**Requirements:** Each record below is to be reproduced without any change.

** START OF Records for this exercise **

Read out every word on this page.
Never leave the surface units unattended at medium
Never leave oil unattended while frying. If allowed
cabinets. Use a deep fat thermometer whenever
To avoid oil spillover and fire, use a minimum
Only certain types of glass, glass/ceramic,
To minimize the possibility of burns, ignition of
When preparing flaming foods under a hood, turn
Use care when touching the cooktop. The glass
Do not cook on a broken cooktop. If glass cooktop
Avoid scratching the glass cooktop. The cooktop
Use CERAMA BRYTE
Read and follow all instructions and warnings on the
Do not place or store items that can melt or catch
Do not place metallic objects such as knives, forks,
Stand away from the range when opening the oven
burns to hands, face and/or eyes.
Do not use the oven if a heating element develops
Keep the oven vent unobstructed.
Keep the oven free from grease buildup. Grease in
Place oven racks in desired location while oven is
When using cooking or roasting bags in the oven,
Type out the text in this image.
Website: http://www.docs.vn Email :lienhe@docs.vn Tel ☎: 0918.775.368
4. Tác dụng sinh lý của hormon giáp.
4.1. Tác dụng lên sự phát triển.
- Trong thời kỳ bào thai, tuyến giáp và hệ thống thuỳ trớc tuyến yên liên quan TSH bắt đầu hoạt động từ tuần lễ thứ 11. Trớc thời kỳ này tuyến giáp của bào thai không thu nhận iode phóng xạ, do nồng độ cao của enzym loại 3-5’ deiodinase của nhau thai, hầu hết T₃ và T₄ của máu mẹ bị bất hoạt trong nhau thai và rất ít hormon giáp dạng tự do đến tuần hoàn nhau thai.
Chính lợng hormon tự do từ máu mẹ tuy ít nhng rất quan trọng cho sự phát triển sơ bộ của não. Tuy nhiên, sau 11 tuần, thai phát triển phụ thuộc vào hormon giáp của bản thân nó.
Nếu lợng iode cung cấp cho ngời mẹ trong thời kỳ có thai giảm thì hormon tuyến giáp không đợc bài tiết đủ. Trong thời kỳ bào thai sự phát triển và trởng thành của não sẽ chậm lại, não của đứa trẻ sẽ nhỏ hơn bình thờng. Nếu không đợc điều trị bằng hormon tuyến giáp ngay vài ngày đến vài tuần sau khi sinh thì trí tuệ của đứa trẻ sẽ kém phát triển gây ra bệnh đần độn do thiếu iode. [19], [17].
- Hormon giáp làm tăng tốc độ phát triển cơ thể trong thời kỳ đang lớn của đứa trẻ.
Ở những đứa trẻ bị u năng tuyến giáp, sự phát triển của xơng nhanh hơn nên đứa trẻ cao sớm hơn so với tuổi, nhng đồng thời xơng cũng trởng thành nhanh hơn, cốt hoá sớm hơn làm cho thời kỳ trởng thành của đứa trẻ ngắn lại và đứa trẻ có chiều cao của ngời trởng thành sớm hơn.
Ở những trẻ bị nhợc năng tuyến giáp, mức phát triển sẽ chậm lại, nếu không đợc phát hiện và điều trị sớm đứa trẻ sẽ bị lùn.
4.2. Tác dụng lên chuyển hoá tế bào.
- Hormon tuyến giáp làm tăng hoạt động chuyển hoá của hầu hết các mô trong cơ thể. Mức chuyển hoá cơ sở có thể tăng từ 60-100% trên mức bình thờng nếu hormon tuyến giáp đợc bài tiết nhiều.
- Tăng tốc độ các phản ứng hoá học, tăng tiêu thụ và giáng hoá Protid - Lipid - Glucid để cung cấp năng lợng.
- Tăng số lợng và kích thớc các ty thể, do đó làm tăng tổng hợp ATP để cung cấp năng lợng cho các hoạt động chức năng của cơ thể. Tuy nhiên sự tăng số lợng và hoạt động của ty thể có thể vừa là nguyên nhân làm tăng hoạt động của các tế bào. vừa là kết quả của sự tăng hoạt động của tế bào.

** END OF Records for this exercise **

**Output below:**
Read out every word on this page.
Never leave the surface units unattended at medium
Never leave oil unattended while frying. If allowed
cabinets. Use a deep fat thermometer whenever
To avoid oil spillover and fire, use a minimum
Only certain types of glass, glass/ceramic,
To minimize the possibility of burns, ignition of
When preparing flaming foods under a hood, turn
Use care when touching the cooktop. The glass
Do not cook on a broken cooktop. If glass cooktop
Avoid scratching the glass cooktop. The cooktop
Use CERAMA BRYTE
Read and follow all instructions and warnings on the
Do not place or store items that can melt or catch
Do not place metallic objects such as knives, forks,
Stand away from the range when opening the oven
burns to hands, face and/or eyes.
Do not use the oven if a heating element develops
Keep the oven vent unobstructed.
Keep the oven free from grease buildup. Grease in
Place oven racks in desired location while oven is
When using cooking or roasting bags in the oven,
Type out the text in this image.
Website: http://www.docs.vn Email :lienhe@docs.vn Tel ☎: 0918.775.368
4. Tác dụng sinh lý của hormon giáp.
4.1. Tác dụng lên sự phát triển.
- Trong thời kỳ bào thai, tuyến giáp và hệ thống thuỳ trớc tuyến yên liên quan TSH bắt đầu hoạt động từ tuần lễ thứ 11. Trớc thời kỳ này tuyến giáp của bào thai không thu nhận iode phóng xạ, do nồng độ cao của enzym loại 3-5’ deiodinase của nhau thai, hầu hết T₃ và T₄ của máu mẹ bị bất hoạt trong nhau thai và rất ít hormon giáp dạng tự do đến tuần hoàn nhau thai.
Chính lợng hormon tự do từ máu mẹ tuy ít nhng rất quan trọng cho sự phát triển sơ bộ của não. Tuy nhiên, sau 11 tuần, thai phát triển phụ thuộc vào hormon giáp của bản thân nó.
Nếu lợng iode cung cấp cho ngời mẹ trong thời kỳ có thai giảm thì hormon tuyến giáp không đợc bài tiết đủ. Trong thời kỳ bào thai sự phát triển và trởng thành của não sẽ chậm lại, não của đứa trẻ sẽ nhỏ hơn bình thờng. Nếu không đợc điều trị bằng hormon tuyến giáp ngay vài ngày đến vài tuần sau khi sinh thì trí tuệ của đứa trẻ sẽ kém phát triển gây ra bệnh đần độn do thiếu iode. [19], [17].
- Hormon giáp làm tăng tốc độ phát triển cơ thể trong thời kỳ đang lớn của đứa trẻ.
Ở những đứa trẻ bị u năng tuyến giáp, sự phát triển của xơng nhanh hơn nên đứa trẻ cao sớm hơn so với tuổi, nhng đồng thời xơng cũng trởng thành nhanh hơn, cốt hoá sớm hơn làm cho thời kỳ trởng thành của đứa trẻ ngắn lại và đứa trẻ có chiều cao của ngời trởng thành sớm hơn.
Ở những trẻ bị nhợc năng tuyến giáp, mức phát triển sẽ chậm lại, nếu không đợc phát hiện và điều trị sớm đứa trẻ sẽ bị lùn.
4.2. Tác dụng lên chuyển hoá tế bào.
- Hormon tuyến giáp làm tăng hoạt động chuyển hoá của hầu hết các mô trong cơ thể. Mức chuyển hoá cơ sở có thể tăng từ 60-100% trên mức bình thờng nếu hormon tuyến giáp đợc bài tiết nhiều.
- Tăng tốc độ các phản ứng hoá học, tăng tiêu thụ và giáng hoá Protid - Lipid - Glucid để cung cấp năng lợng.
- Tăng số lợng và kích thớc các ty thể, do đó làm tăng tổng hợp ATP để cung cấp năng lợng cho các hoạt động chức năng của cơ thể. Tuy nhiên sự tăng số lợng và hoạt động của ty thể có thể vừa là nguyên nhân làm tăng hoạt động của các tế bào. vừa là kết quả của sự tăng hoạt động của tế bào.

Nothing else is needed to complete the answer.